AIM OF THE TASK:
Lay out every line of the records below as a Markdown table with the columns "No." and "Entry", numbering the rows in order and skipping blank lines. Leave the picture lines out of the table.

INPUT ROWS:
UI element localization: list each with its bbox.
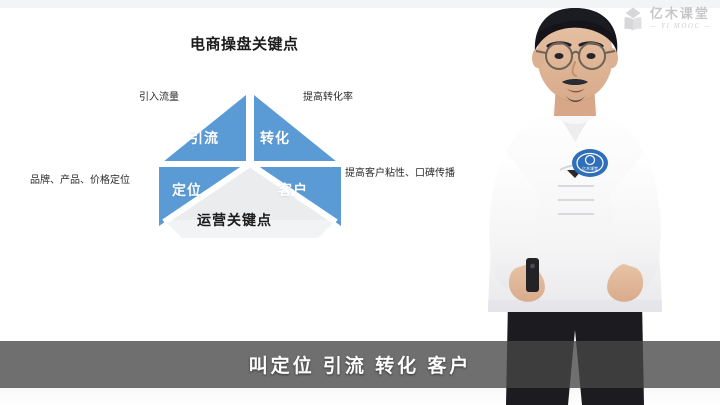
hexagon-diagram: 引流 转化 定位 客户 运营关键点 [150,92,350,242]
segment-label-traffic: 引流 [189,128,219,148]
video-frame: 亿木课堂 — YI MOOC — 电商操盘关键点 [0,0,720,405]
subtitle-text: 叫定位 引流 转化 客户 [249,351,472,378]
segment-label-customer: 客户 [278,180,308,200]
presenter-clicker [526,258,539,292]
slide-title: 电商操盘关键点 [190,33,299,54]
presenter-badge: 亿木课堂 [572,149,608,177]
callout-positioning: 品牌、产品、价格定位 [30,171,130,186]
svg-text:亿木课堂: 亿木课堂 [582,165,598,171]
callout-conversion: 提高转化率 [303,88,353,103]
subtitle-bar: 叫定位 引流 转化 客户 [0,341,720,388]
callout-traffic: 引入流量 [139,88,179,103]
segment-label-conversion: 转化 [260,128,290,148]
segment-label-positioning: 定位 [172,180,202,200]
diagram-center-label: 运营关键点 [197,210,272,230]
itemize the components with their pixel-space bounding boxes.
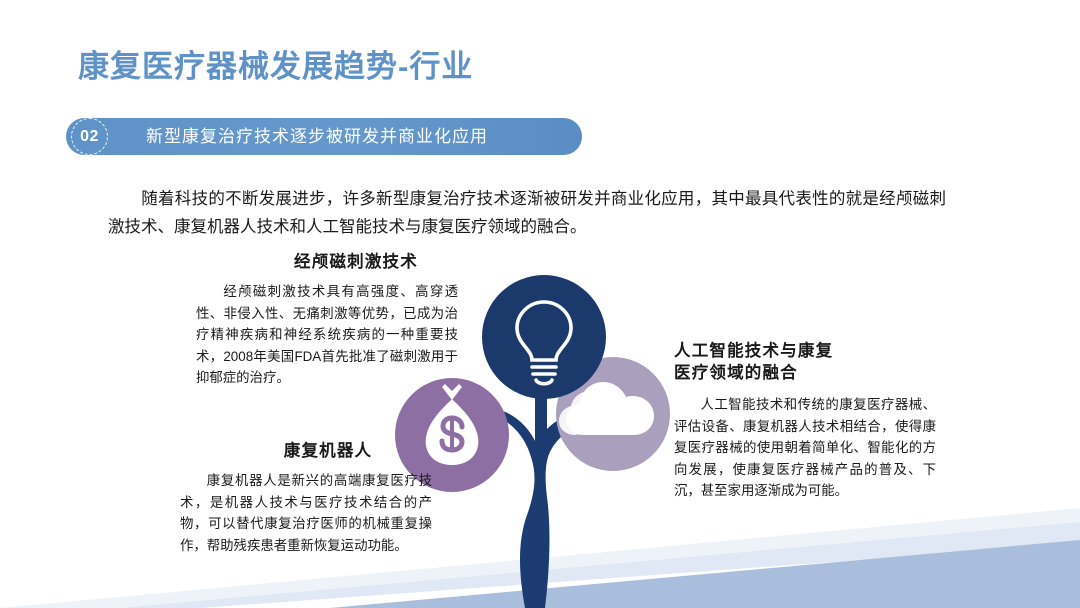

RESPONSE TO THIS EXERCISE:
| No. | Entry |
|---|---|
| 1 | UI element localization: list each with its bbox. |
| 2 | hexagon-diagram: 引流 转化 定位 客户 运营关键点 [150,92,350,242] |
| 3 | segment-label-traffic: 引流 [189,128,219,148] |
| 4 | video-frame: 亿木课堂 — YI MOOC — 电商操盘关键点 [0,0,720,405] |
| 5 | subtitle-text: 叫定位 引流 转化 客户 [249,351,472,378] |
| 6 | segment-label-customer: 客户 [278,180,308,200] |
| 7 | presenter-clicker [526,258,539,292] |
| 8 | slide-title: 电商操盘关键点 [190,33,299,54] |
| 9 | presenter-badge: 亿木课堂 [572,149,608,177] |
| 10 | callout-positioning: 品牌、产品、价格定位 [30,171,130,186] |
| 11 | svg-text:亿木课堂: 亿木课堂 [582,165,598,171] |
| 12 | callout-conversion: 提高转化率 [303,88,353,103] |
| 13 | subtitle-bar: 叫定位 引流 转化 客户 [0,341,720,388] |
| 14 | callout-traffic: 引入流量 [139,88,179,103] |
| 15 | segment-label-conversion: 转化 [260,128,290,148] |
| 16 | segment-label-positioning: 定位 [172,180,202,200] |
| 17 | diagram-center-label: 运营关键点 [197,210,272,230] |
| 18 | itemize the components with their pixel-space bounding boxes. |